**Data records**

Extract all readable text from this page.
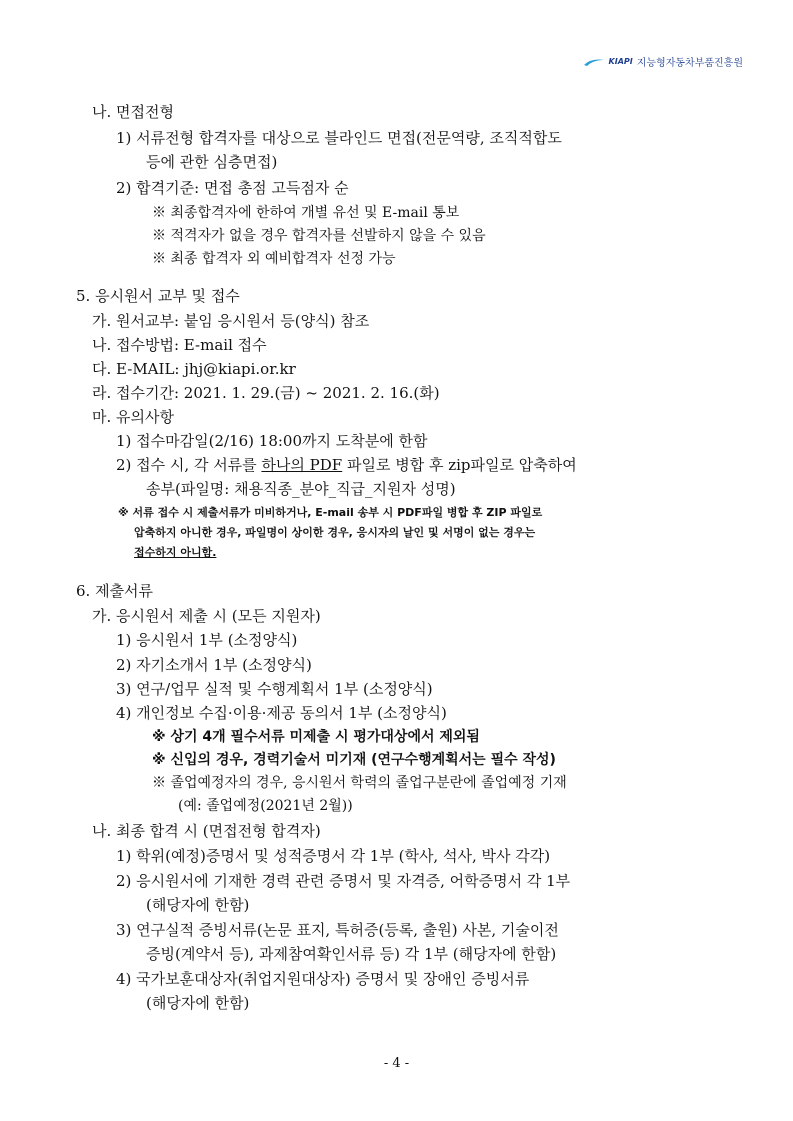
KIAPI 지능형자동차부품진흥원
나. 면접전형
1) 서류전형 합격자를 대상으로 블라인드 면접(전문역량, 조직적합도
등에 관한 심층면접)
2) 합격기준: 면접 총점 고득점자 순
※ 최종합격자에 한하여 개별 유선 및 E-mail 통보
※ 적격자가 없을 경우 합격자를 선발하지 않을 수 있음
※ 최종 합격자 외 예비합격자 선정 가능
5. 응시원서 교부 및 접수
가. 원서교부: 붙임 응시원서 등(양식) 참조
나. 접수방법: E-mail 접수
다. E-MAIL: jhj@kiapi.or.kr
라. 접수기간: 2021. 1. 29.(금) ~ 2021. 2. 16.(화)
마. 유의사항
1) 접수마감일(2/16) 18:00까지 도착분에 한함
2) 접수 시, 각 서류를 하나의 PDF 파일로 병합 후 zip파일로 압축하여
송부(파일명: 채용직종_분야_직급_지원자 성명)
※ 서류 접수 시 제출서류가 미비하거나, E-mail 송부 시 PDF파일 병합 후 ZIP 파일로
압축하지 아니한 경우, 파일명이 상이한 경우, 응시자의 날인 및 서명이 없는 경우는
접수하지 아니함.
6. 제출서류
가. 응시원서 제출 시 (모든 지원자)
1) 응시원서 1부 (소정양식)
2) 자기소개서 1부 (소정양식)
3) 연구/업무 실적 및 수행계획서 1부 (소정양식)
4) 개인정보 수집·이용·제공 동의서 1부 (소정양식)
※ 상기 4개 필수서류 미제출 시 평가대상에서 제외됨
※ 신입의 경우, 경력기술서 미기재 (연구수행계획서는 필수 작성)
※ 졸업예정자의 경우, 응시원서 학력의 졸업구분란에 졸업예정 기재
(예: 졸업예정(2021년 2월))
나. 최종 합격 시 (면접전형 합격자)
1) 학위(예정)증명서 및 성적증명서 각 1부 (학사, 석사, 박사 각각)
2) 응시원서에 기재한 경력 관련 증명서 및 자격증, 어학증명서 각 1부
(해당자에 한함)
3) 연구실적 증빙서류(논문 표지, 특허증(등록, 출원) 사본, 기술이전
증빙(계약서 등), 과제참여확인서류 등) 각 1부 (해당자에 한함)
4) 국가보훈대상자(취업지원대상자) 증명서 및 장애인 증빙서류
(해당자에 한함)
- 4 -
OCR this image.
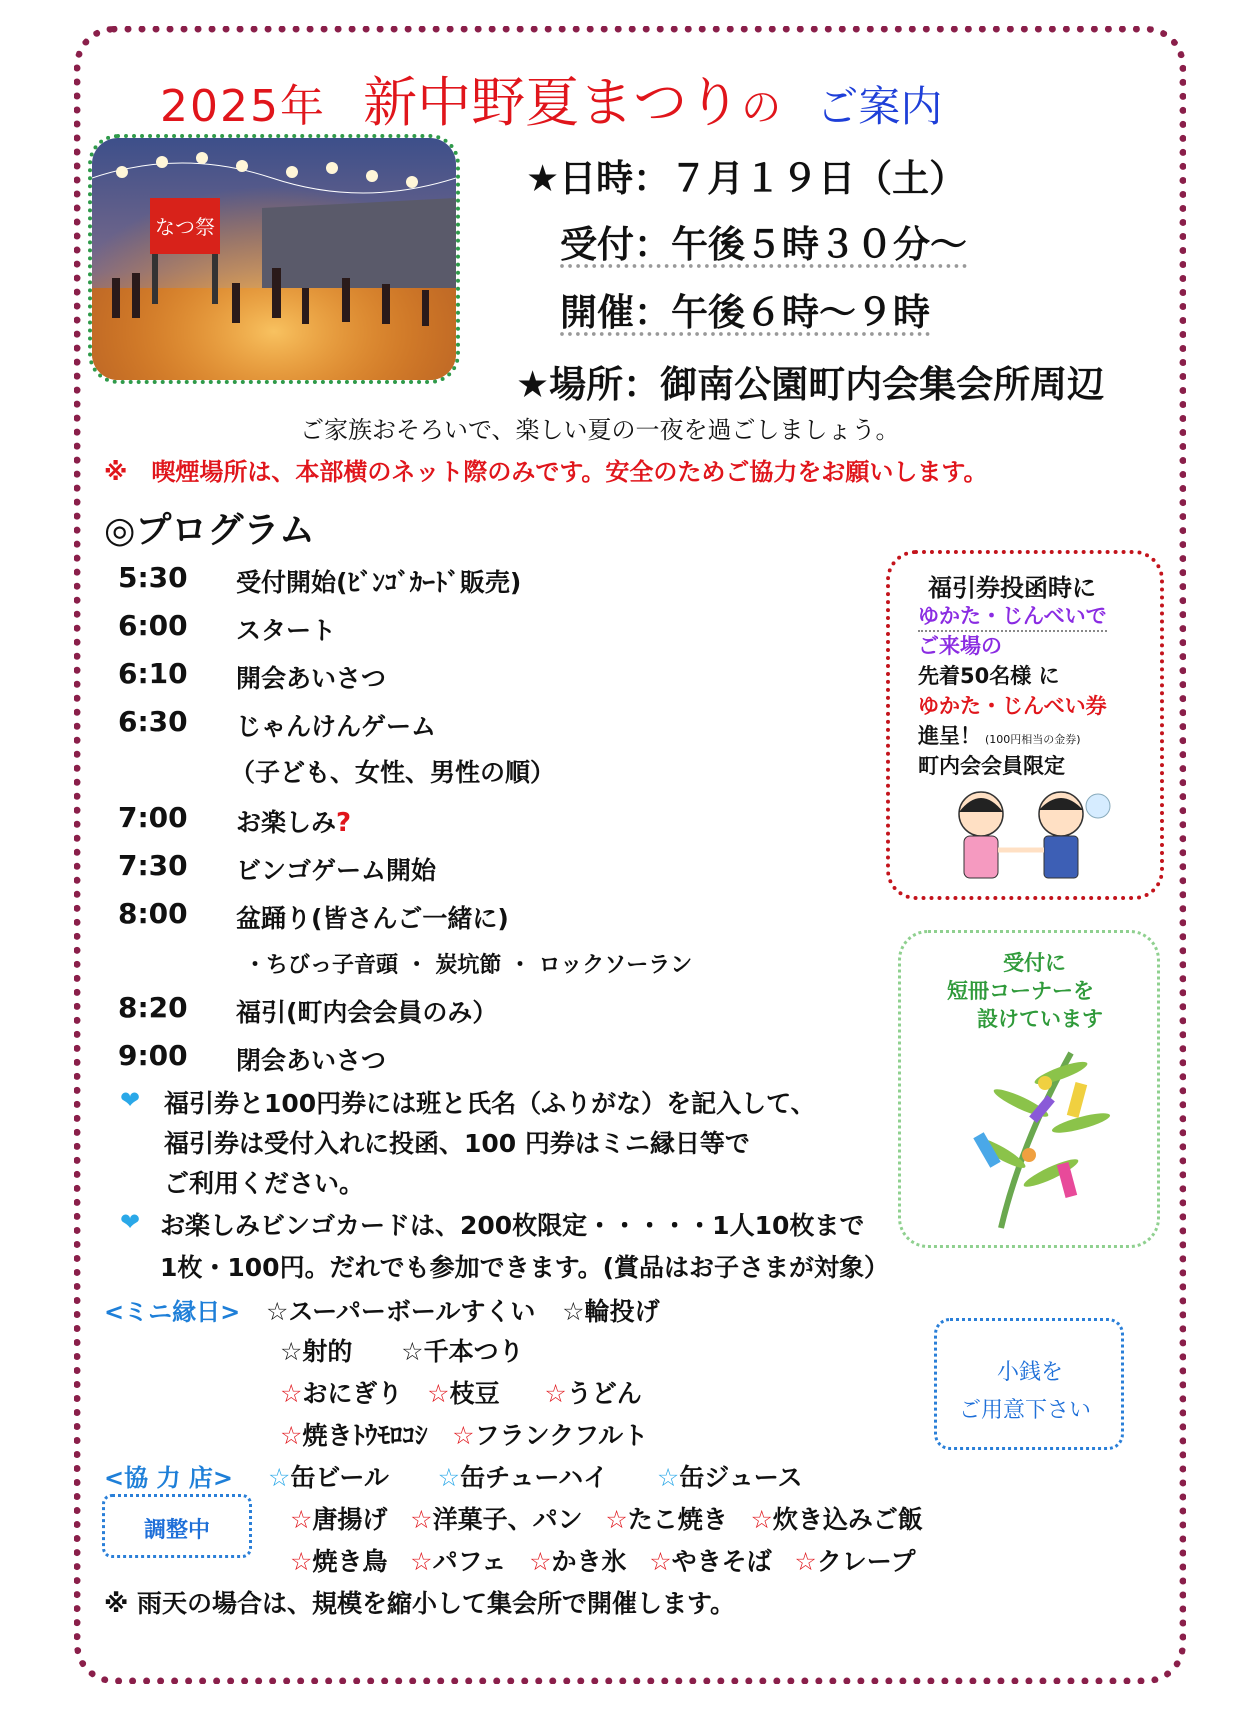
2025年 新中野夏まつりの ご案内
なつ祭
★日時：７月１９日（土）
受付：午後５時３０分～
開催：午後６時～９時
★場所：御南公園町内会集会所周辺
ご家族おそろいで、楽しい夏の一夜を過ごしましょう。
※　喫煙場所は、本部横のネット際のみです。安全のためご協力をお願いします。
◎プログラム
5:30 受付開始(ﾋﾞﾝｺﾞｶｰﾄﾞ販売)
6:00 スタート
6:10 開会あいさつ
6:30 じゃんけんゲーム
（子ども、女性、男性の順）
7:00 お楽しみ?
7:30 ビンゴゲーム開始
8:00 盆踊り(皆さんご一緒に)
・ちびっ子音頭 ・ 炭坑節 ・ ロックソーラン
8:20 福引(町内会会員のみ）
9:00 閉会あいさつ
❤ 福引券と100円券には班と氏名（ふりがな）を記入して、
福引券は受付入れに投函、100 円券はミニ縁日等で
ご利用ください。
❤ お楽しみビンゴカードは、200枚限定・・・・・1人10枚まで
1枚・100円。だれでも参加できます。(賞品はお子さまが対象）
<ミニ縁日> ☆スーパーボールすくい ☆輪投げ
☆射的 ☆千本つり
☆おにぎり ☆枝豆 ☆うどん
☆焼きﾄｳﾓﾛｺｼ ☆フランクフルト
<協 力 店> ☆缶ビール ☆缶チューハイ ☆缶ジュース
☆唐揚げ ☆洋菓子、パン ☆たこ焼き ☆炊き込みご飯
☆焼き鳥 ☆パフェ ☆かき氷 ☆やきそば ☆クレープ
調整中
※ 雨天の場合は、規模を縮小して集会所で開催します。
福引券投函時に
ゆかた・じんべいで
ご来場の
先着50名様 に
ゆかた・じんべい券
進呈！ (100円相当の金券)
町内会会員限定
受付に
短冊コーナーを
設けています
小銭を
ご用意下さい
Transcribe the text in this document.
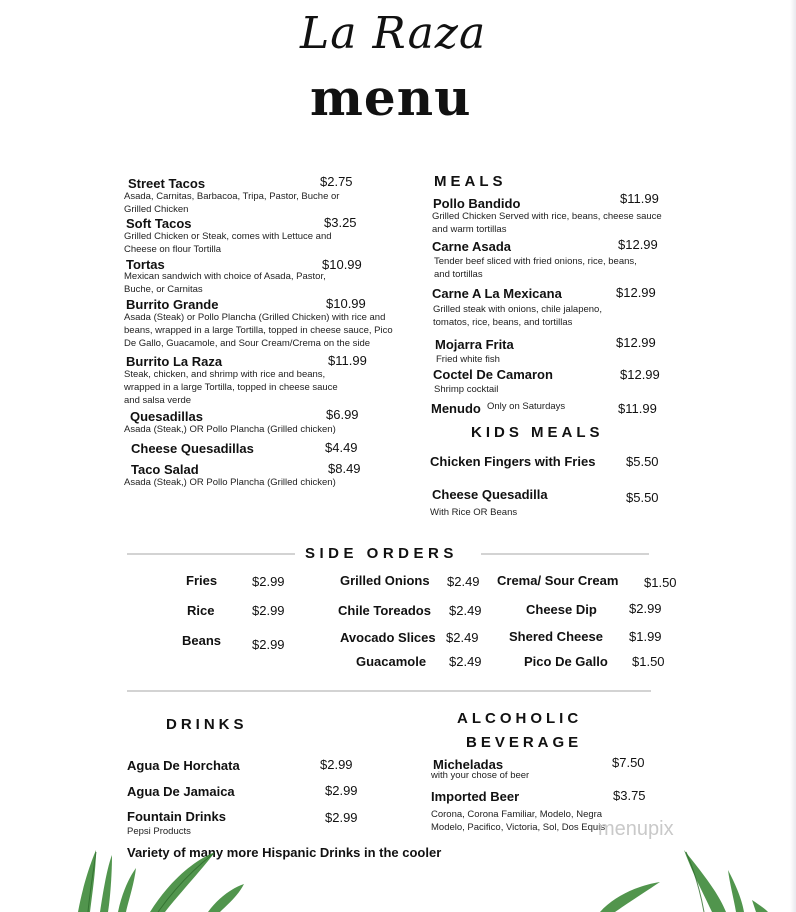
La Raza
menu
Street Tacos	$2.75
Asada, Carnitas, Barbacoa, Tripa, Pastor, Buche or Grilled Chicken
Soft Tacos	$3.25
Grilled Chicken or Steak, comes with Lettuce and Cheese on flour Tortilla
Tortas	$10.99
Mexican sandwich with choice of Asada, Pastor, Buche, or Carnitas
Burrito Grande	$10.99
Asada (Steak) or Pollo Plancha (Grilled Chicken) with rice and beans, wrapped in a large Tortilla, topped in cheese sauce, Pico De Gallo, Guacamole, and Sour Cream/Crema on the side
Burrito La Raza	$11.99
Steak, chicken, and shrimp with rice and beans, wrapped in a large Tortilla, topped in cheese sauce and salsa verde
Quesadillas	$6.99
Asada (Steak,) OR Pollo Plancha (Grilled chicken)
Cheese Quesadillas	$4.49
Taco Salad	$8.49
Asada (Steak,) OR Pollo Plancha (Grilled chicken)
MEALS
Pollo Bandido	$11.99
Grilled Chicken Served with rice, beans, cheese sauce and warm tortillas
Carne Asada	$12.99
Tender beef sliced with fried onions, rice, beans, and tortillas
Carne A La Mexicana	$12.99
Grilled steak with onions, chile jalapeno, tomatos, rice, beans, and tortillas
Mojarra Frita	$12.99
Fried white fish
Coctel De Camaron	$12.99
Shrimp cocktail
Menudo Only on Saturdays	$11.99
KIDS MEALS
Chicken Fingers with Fries $5.50
Cheese Quesadilla	$5.50
With Rice OR Beans
SIDE ORDERS
Fries	$2.99
Rice	$2.99
Beans $2.99
Grilled Onions $2.49
Chile Toreados $2.49
Avocado Slices $2.49
Guacamole $2.49
Crema/ Sour Cream $1.50
Cheese Dip $2.99
Shered Cheese $1.99
Pico De Gallo $1.50
DRINKS
Agua De Horchata	$2.99
Agua De Jamaica	$2.99
Fountain Drinks	$2.99
Pepsi Products
Variety of many more Hispanic Drinks in the cooler
ALCOHOLIC
BEVERAGE
Micheladas	$7.50
with your chose of beer
Imported Beer	$3.75
Corona, Corona Familiar, Modelo, Negra Modelo, Pacifico, Victoria, Sol, Dos Equis
menupix
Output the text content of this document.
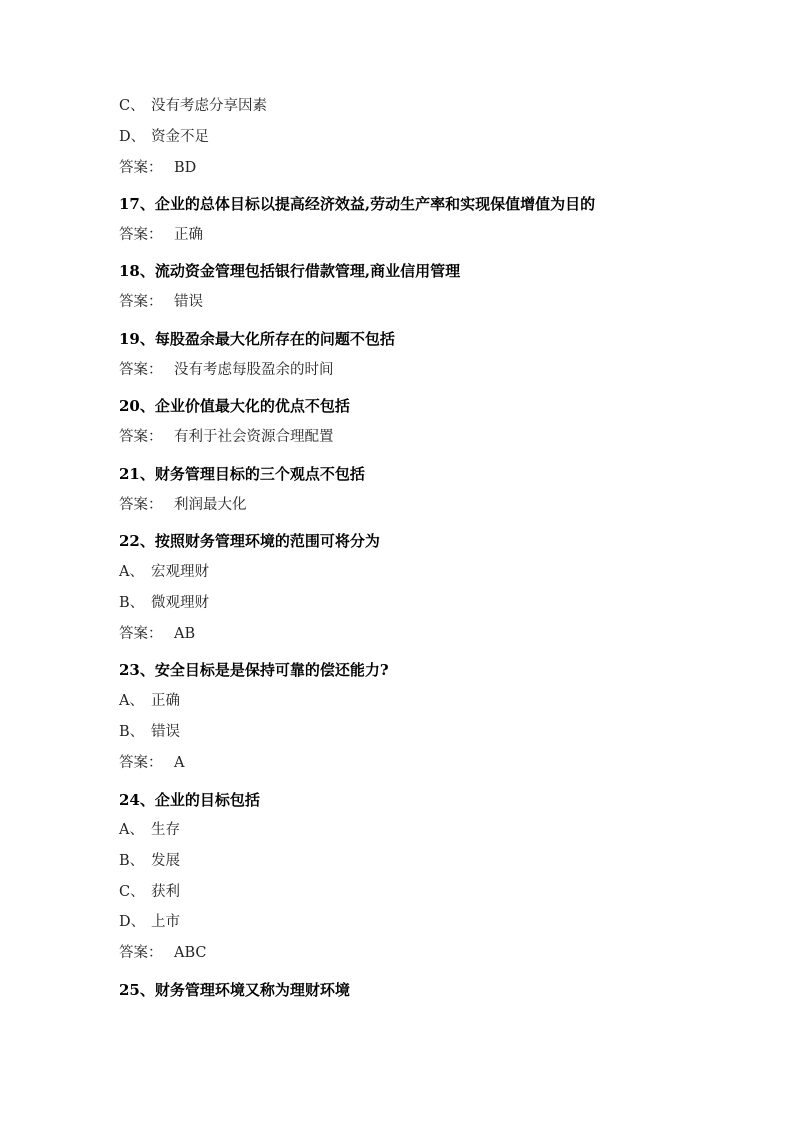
C、 没有考虑分享因素
D、 资金不足
答案： BD
17、企业的总体目标以提高经济效益,劳动生产率和实现保值增值为目的
答案： 正确
18、流动资金管理包括银行借款管理,商业信用管理
答案： 错误
19、每股盈余最大化所存在的问题不包括
答案： 没有考虑每股盈余的时间
20、企业价值最大化的优点不包括
答案： 有利于社会资源合理配置
21、财务管理目标的三个观点不包括
答案： 利润最大化
22、按照财务管理环境的范围可将分为
A、 宏观理财
B、 微观理财
答案： AB
23、安全目标是是保持可靠的偿还能力?
A、 正确
B、 错误
答案： A
24、企业的目标包括
A、 生存
B、 发展
C、 获利
D、 上市
答案： ABC
25、财务管理环境又称为理财环境
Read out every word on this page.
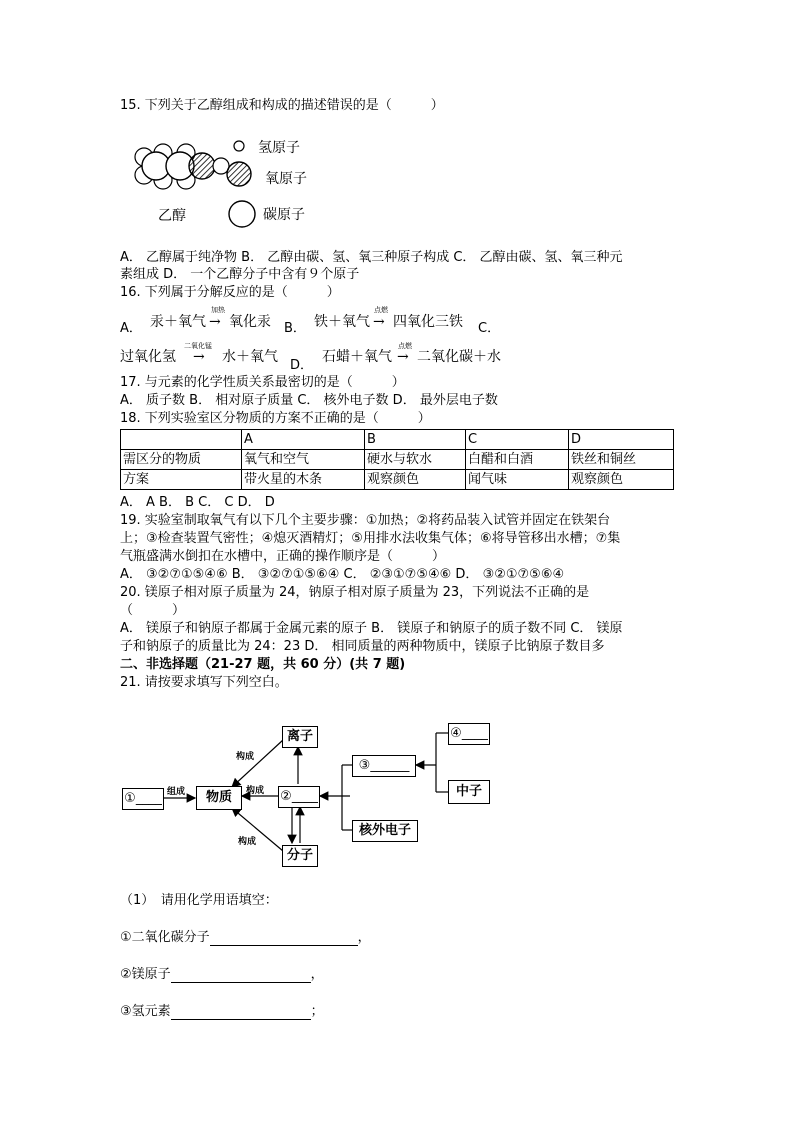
15. 下列关于乙醇组成和构成的描述错误的是（　　　）
氢原子
氧原子
碳原子
乙醇
A． 乙醇属于纯净物 B． 乙醇由碳、氢、氧三种原子构成 C． 乙醇由碳、氢、氧三种元
素组成 D． 一个乙醇分子中含有９个原子
16. 下列属于分解反应的是（　　　）
A． 汞＋氧气
加热
→ 氧化汞 B． 铁＋氧气
点燃
→ 四氧化三铁 C．
过氧化氢
二氧化锰
→ 水＋氧气
D．
石蜡＋氧气
点燃
→ 二氧化碳＋水
17. 与元素的化学性质关系最密切的是（　　　）
A． 质子数 B． 相对原子质量 C． 核外电子数 D． 最外层电子数
18. 下列实验室区分物质的方案不正确的是（　　　）
	A	B	C	D
需区分的物质	氧气和空气	硬水与软水	白醋和白酒	铁丝和铜丝
方案	带火星的木条	观察颜色	闻气味	观察颜色
A． A B． B C． C D． D
19. 实验室制取氧气有以下几个主要步骤：①加热；②将药品装入试管并固定在铁架台
上；③检查装置气密性；④熄灭酒精灯；⑤用排水法收集气体；⑥将导管移出水槽；⑦集
气瓶盛满水倒扣在水槽中，正确的操作顺序是（　　　）
A． ③②⑦①⑤④⑥ B． ③②⑦①⑤⑥④ C． ②③①⑦⑤④⑥ D． ③②①⑦⑤⑥④
20. 镁原子相对原子质量为 24，钠原子相对原子质量为 23，下列说法不正确的是
（　　　）
A． 镁原子和钠原子都属于金属元素的原子 B． 镁原子和钠原子的质子数不同 C． 镁原
子和钠原子的质量比为 24：23 D． 相同质量的两种物质中，镁原子比钠原子数目多
二、非选择题（21-27 题，共 60 分）(共 7 题)
21. 请按要求填写下列空白。
①____	物质
离子
②____
分子
③______
④____
中子
核外电子
组成
构成
构成
构成
（1）　请用化学用语填空：
①二氧化碳分子	，
②镁原子	，
③氢元素	；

**Problem details**
The word "text" may appear on some lines of these records; state how many such lines there are, and nothing else.

**Task response**
3